§ **Aim**:
Using the listing below, report all lines holding the word "name".

§ **Entries**:
____

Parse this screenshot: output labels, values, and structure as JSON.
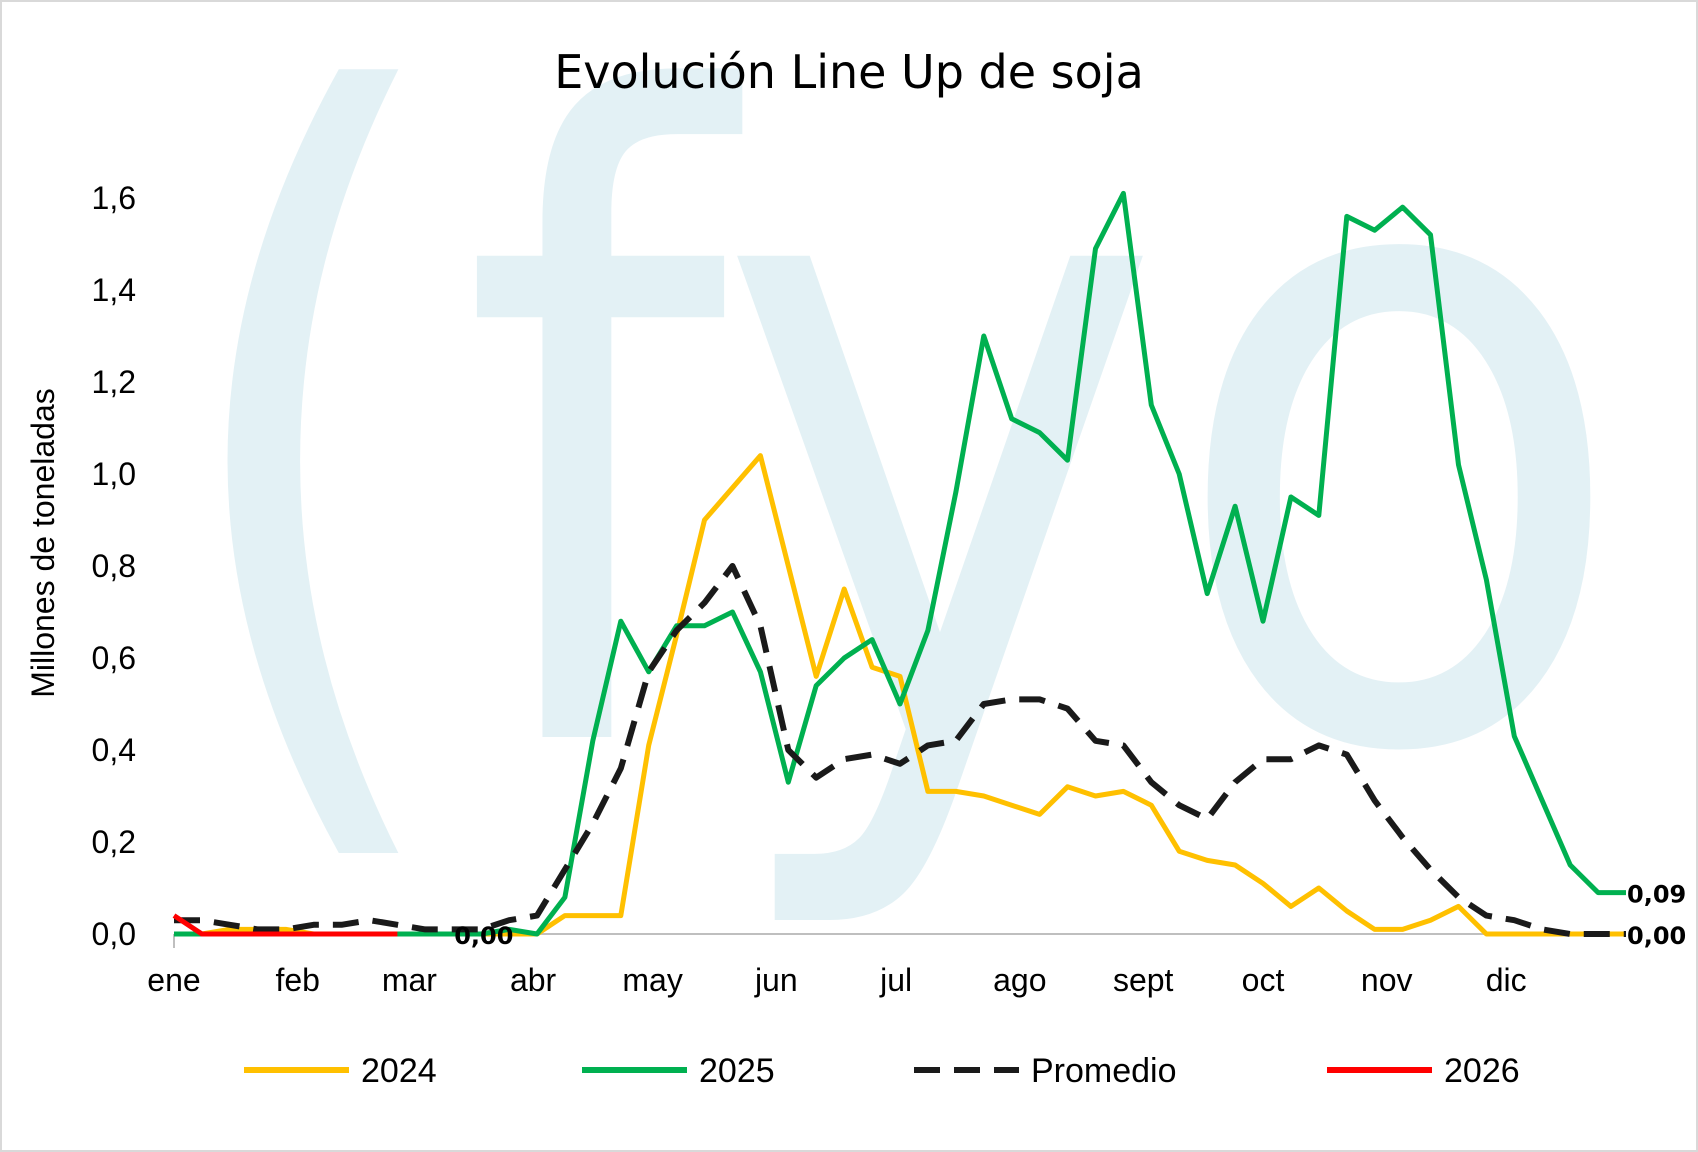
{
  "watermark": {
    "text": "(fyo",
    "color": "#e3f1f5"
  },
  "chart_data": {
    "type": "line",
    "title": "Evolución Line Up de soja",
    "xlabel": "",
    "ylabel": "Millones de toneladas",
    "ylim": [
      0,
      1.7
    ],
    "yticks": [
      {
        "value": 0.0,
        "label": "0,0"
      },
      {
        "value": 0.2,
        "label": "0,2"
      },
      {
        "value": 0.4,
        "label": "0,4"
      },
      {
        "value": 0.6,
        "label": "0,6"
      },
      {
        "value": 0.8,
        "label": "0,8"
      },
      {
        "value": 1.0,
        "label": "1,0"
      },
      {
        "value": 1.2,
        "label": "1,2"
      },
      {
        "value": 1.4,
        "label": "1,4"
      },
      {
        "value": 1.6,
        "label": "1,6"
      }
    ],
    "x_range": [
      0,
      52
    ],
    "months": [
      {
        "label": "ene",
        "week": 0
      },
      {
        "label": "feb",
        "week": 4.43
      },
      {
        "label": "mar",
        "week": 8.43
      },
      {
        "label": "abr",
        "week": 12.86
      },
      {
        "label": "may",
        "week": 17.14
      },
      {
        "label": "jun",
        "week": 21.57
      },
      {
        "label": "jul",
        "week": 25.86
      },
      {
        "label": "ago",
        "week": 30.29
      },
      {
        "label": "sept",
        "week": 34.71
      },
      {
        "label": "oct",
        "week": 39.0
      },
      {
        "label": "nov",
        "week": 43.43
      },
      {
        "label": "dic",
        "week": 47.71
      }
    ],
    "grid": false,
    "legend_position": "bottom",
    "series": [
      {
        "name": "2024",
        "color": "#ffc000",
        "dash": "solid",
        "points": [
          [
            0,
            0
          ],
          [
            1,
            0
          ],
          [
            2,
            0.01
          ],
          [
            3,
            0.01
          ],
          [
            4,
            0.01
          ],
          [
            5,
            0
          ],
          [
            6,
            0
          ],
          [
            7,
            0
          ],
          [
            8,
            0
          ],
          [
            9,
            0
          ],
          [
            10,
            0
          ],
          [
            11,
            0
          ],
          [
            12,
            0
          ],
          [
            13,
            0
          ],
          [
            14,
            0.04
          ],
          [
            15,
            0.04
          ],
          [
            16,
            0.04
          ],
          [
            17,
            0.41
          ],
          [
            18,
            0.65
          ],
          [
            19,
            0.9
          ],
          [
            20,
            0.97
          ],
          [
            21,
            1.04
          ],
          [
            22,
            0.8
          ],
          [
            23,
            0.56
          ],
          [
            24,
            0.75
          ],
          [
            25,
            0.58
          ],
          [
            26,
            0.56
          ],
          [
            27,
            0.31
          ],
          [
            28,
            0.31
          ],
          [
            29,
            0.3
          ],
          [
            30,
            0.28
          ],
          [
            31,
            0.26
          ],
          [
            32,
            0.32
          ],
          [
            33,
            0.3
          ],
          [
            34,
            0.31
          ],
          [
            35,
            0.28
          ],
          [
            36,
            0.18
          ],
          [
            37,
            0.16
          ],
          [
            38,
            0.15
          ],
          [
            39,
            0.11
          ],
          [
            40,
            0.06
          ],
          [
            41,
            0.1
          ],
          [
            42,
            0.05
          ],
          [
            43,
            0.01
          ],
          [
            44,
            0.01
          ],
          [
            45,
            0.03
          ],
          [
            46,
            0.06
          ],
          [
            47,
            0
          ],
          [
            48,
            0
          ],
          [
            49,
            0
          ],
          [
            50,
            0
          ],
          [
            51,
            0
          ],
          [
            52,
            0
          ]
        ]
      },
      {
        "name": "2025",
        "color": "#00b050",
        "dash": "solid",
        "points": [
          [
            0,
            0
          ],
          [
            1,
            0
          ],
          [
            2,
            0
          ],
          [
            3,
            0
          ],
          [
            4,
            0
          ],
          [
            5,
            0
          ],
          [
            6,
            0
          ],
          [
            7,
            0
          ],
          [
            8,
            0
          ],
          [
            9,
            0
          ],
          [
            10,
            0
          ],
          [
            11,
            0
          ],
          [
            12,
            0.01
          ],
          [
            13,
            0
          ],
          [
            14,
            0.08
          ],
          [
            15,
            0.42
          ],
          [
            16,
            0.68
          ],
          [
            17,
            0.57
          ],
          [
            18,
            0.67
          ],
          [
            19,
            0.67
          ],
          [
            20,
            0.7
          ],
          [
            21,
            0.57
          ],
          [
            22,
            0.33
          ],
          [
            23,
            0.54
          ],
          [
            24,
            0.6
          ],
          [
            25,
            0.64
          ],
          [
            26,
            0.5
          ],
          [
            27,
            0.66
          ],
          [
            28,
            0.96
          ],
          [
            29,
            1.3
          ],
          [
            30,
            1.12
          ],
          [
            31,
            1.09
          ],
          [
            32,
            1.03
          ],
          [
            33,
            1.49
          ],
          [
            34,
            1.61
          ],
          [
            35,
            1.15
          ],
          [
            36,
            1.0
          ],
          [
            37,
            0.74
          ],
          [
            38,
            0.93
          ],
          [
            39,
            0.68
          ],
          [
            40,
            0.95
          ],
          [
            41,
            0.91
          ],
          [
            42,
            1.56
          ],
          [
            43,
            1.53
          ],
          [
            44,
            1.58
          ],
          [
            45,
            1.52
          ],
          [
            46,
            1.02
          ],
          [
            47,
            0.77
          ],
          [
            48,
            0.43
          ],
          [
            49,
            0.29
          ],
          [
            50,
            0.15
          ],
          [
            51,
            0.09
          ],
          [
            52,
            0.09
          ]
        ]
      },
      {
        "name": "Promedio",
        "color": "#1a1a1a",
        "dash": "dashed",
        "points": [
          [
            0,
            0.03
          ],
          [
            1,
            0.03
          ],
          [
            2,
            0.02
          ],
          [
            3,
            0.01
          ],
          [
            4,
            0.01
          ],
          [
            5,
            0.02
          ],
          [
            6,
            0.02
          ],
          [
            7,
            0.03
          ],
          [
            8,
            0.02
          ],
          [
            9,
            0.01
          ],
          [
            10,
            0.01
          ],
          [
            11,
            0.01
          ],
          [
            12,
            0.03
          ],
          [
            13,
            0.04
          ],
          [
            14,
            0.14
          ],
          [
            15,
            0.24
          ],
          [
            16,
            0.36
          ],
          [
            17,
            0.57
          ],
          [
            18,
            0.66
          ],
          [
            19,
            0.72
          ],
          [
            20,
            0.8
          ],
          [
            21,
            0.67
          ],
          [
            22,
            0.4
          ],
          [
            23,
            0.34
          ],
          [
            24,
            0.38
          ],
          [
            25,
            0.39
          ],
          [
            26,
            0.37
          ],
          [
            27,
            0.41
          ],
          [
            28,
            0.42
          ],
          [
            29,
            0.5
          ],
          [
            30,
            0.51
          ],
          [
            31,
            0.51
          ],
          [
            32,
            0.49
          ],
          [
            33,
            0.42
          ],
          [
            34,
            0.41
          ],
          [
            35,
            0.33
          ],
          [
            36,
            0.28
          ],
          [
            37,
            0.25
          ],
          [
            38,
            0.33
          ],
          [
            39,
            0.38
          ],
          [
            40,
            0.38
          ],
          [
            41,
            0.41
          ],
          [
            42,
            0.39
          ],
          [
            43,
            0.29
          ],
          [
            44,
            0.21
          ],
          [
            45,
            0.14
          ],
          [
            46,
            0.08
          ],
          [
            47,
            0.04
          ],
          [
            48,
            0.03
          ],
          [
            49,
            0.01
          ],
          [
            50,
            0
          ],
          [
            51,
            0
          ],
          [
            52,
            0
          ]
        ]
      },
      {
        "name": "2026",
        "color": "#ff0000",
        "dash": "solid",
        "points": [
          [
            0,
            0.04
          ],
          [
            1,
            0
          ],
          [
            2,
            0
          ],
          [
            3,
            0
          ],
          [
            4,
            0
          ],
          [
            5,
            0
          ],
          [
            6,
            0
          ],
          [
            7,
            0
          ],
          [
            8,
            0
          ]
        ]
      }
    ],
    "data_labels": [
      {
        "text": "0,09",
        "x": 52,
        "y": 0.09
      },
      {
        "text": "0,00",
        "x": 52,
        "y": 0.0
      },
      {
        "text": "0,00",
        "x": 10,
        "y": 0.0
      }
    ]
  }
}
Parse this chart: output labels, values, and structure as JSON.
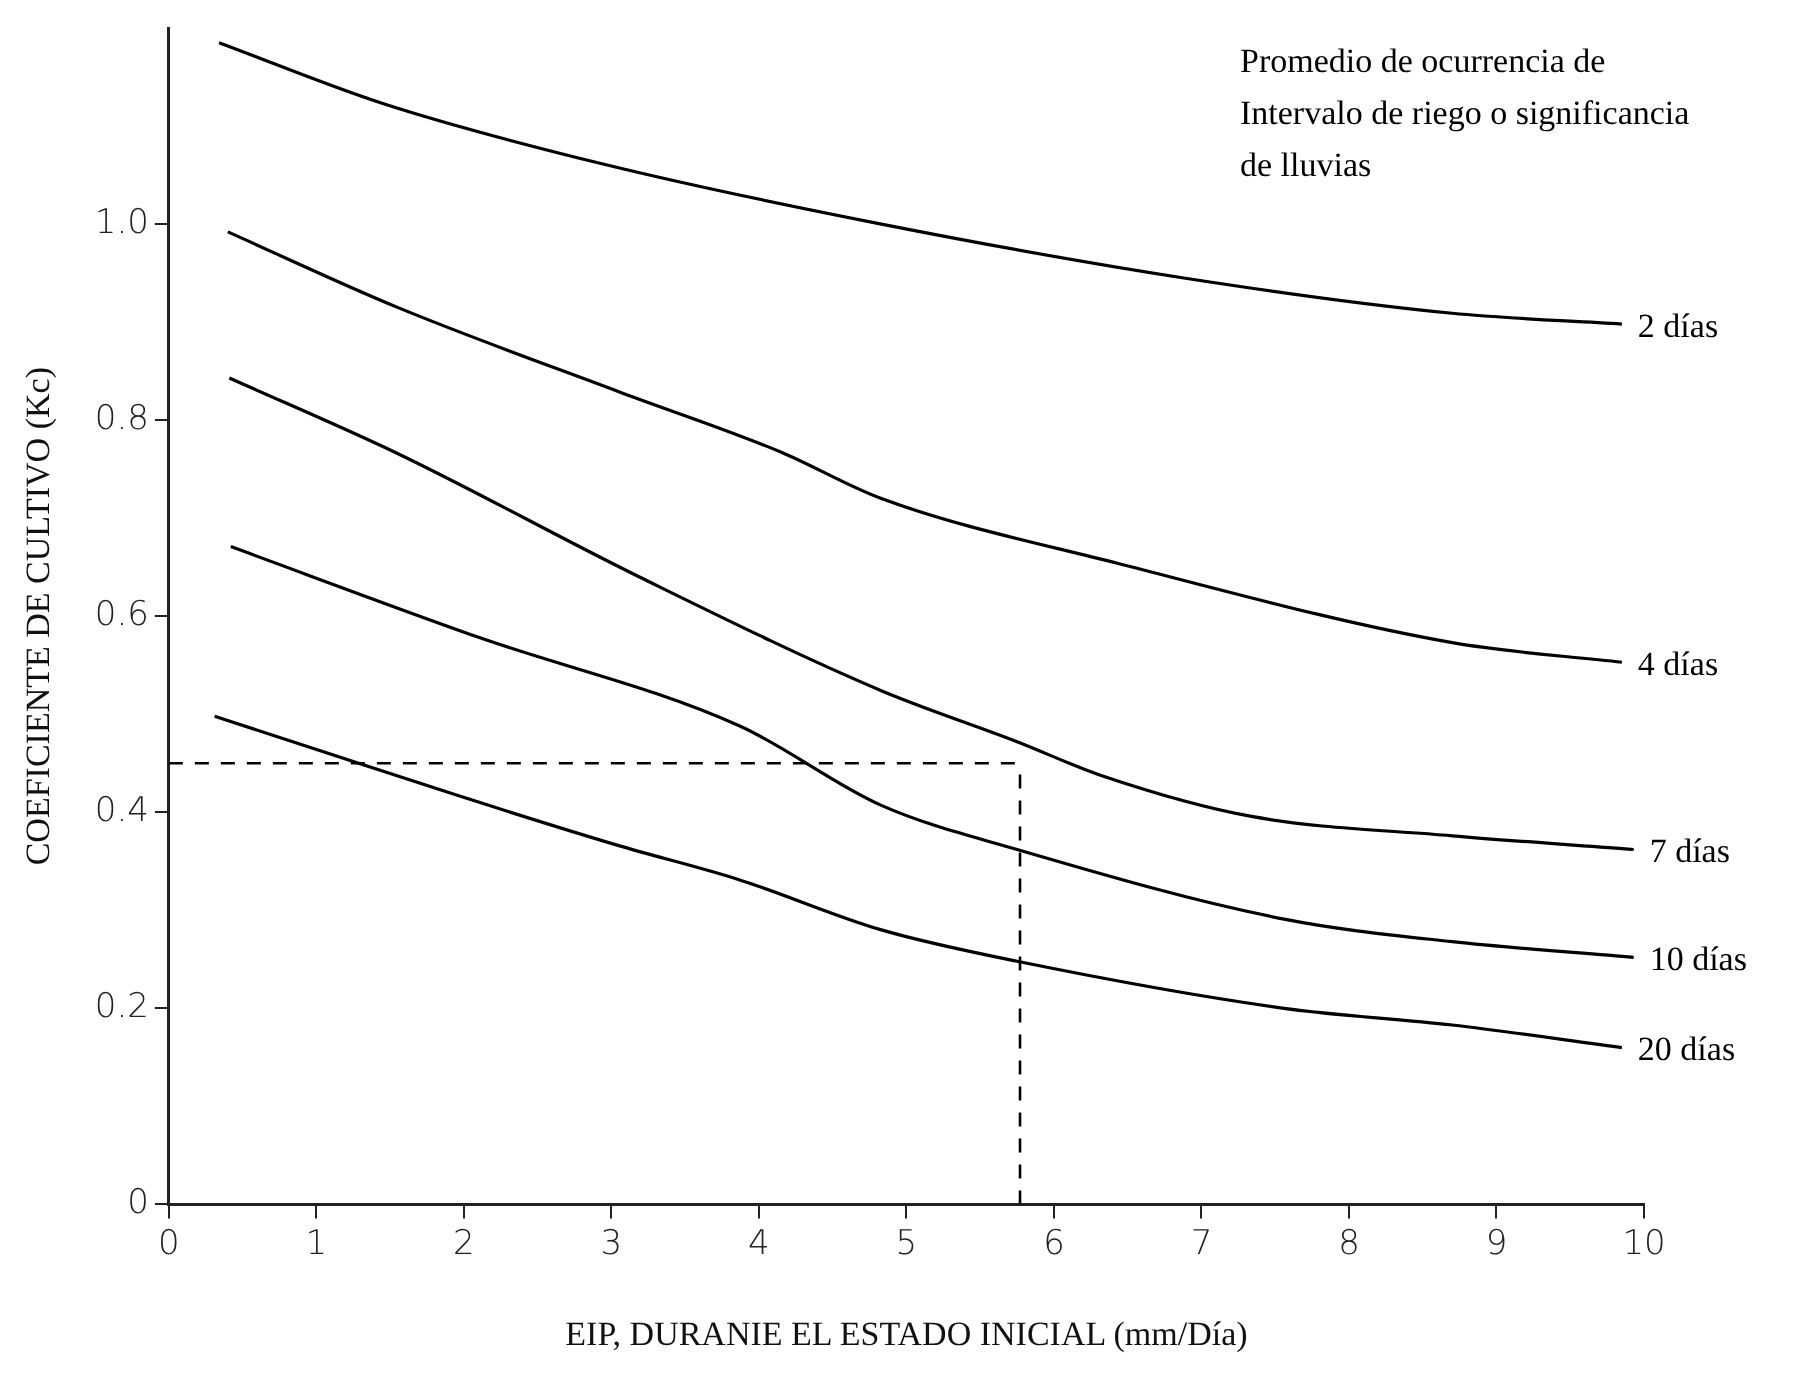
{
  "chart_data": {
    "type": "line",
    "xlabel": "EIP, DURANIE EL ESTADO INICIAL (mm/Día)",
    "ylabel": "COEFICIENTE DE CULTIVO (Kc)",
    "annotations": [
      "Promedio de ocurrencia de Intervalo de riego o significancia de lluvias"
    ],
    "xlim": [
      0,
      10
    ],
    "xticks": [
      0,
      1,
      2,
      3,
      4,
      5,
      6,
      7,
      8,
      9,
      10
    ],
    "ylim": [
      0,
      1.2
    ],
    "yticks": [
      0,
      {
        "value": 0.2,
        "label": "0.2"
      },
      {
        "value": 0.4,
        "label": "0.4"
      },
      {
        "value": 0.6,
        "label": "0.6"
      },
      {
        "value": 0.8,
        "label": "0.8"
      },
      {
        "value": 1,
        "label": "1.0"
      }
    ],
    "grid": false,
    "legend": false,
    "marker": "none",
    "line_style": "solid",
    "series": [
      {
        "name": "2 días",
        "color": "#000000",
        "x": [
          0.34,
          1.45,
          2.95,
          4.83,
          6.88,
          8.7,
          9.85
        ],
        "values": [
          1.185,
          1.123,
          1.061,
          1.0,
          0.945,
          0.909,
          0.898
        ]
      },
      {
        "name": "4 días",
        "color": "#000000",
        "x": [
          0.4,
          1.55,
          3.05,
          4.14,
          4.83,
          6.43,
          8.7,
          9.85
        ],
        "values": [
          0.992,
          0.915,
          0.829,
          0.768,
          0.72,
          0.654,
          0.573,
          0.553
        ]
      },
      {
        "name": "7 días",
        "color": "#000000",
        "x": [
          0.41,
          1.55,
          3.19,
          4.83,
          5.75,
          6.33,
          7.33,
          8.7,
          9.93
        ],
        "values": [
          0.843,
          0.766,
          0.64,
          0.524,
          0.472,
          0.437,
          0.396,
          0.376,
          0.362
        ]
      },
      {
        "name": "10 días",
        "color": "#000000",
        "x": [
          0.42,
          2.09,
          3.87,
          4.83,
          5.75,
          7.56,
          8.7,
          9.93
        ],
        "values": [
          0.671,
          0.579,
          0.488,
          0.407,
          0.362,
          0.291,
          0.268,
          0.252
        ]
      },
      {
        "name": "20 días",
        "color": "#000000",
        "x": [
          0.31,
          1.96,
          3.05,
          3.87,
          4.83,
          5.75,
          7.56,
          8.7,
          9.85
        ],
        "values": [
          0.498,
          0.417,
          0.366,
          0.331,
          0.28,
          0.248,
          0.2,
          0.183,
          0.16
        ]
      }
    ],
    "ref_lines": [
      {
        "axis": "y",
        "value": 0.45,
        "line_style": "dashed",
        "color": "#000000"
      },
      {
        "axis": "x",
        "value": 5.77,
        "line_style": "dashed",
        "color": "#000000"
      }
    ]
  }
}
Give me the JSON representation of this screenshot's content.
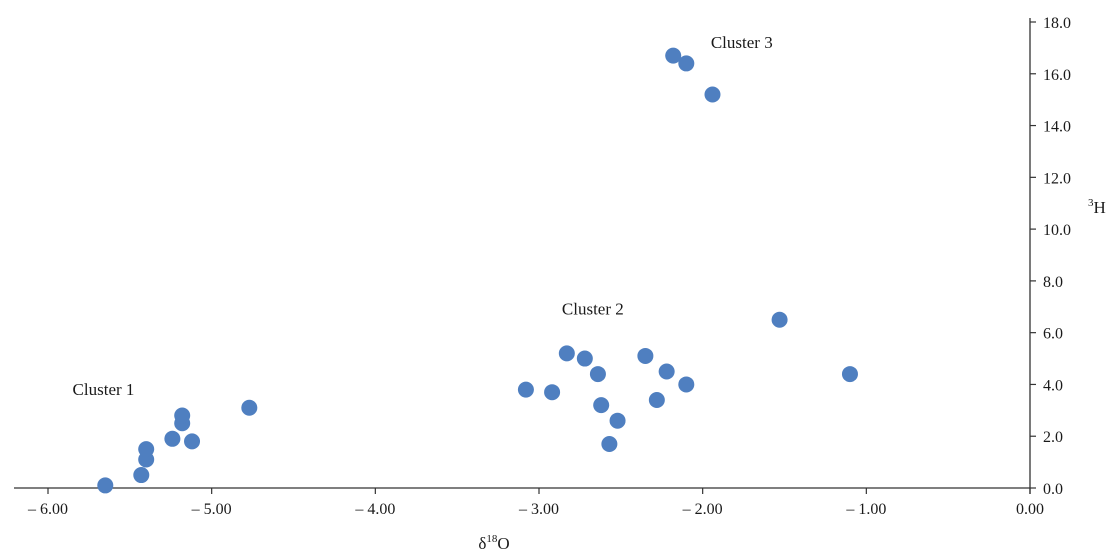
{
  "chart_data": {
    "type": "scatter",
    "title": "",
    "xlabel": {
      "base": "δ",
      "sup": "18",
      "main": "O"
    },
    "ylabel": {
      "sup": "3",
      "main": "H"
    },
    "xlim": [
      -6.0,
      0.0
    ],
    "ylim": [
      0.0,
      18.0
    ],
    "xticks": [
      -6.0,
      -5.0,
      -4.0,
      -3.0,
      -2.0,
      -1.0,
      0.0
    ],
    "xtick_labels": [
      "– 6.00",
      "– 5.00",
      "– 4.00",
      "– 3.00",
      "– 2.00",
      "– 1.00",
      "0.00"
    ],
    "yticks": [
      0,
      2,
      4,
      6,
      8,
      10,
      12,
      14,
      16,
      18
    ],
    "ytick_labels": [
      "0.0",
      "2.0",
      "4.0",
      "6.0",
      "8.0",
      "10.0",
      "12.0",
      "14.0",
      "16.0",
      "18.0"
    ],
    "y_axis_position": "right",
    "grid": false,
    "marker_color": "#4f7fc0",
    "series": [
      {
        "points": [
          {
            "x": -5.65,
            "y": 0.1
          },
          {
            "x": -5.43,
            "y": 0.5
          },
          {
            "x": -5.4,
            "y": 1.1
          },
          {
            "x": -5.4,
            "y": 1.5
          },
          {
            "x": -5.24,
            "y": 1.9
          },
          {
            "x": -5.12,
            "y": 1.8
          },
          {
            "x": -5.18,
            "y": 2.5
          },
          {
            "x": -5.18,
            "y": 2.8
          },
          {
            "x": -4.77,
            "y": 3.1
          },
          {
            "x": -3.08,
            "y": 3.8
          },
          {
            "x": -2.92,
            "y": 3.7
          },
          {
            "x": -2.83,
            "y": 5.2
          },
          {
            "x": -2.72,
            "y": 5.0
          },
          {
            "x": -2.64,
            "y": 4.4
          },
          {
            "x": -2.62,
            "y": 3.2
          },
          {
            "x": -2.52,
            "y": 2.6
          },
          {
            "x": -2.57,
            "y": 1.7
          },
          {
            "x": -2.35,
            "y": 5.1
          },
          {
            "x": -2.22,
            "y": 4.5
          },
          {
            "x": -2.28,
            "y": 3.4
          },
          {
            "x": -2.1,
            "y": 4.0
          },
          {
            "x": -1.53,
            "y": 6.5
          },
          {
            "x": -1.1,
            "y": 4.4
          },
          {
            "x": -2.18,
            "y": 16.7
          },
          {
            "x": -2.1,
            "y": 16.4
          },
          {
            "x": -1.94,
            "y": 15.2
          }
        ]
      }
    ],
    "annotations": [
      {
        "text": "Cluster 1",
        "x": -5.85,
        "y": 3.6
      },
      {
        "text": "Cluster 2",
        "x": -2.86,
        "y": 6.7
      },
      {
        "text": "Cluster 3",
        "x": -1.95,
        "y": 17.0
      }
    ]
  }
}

____

§ **Solution**:
        "name": "2024",
        "name": "2025",
        "name": "Promedio",
        "name": "2026",
        "name": "2 días",
        "name": "4 días",
        "name": "7 días",
        "name": "10 días",
        "name": "20 días",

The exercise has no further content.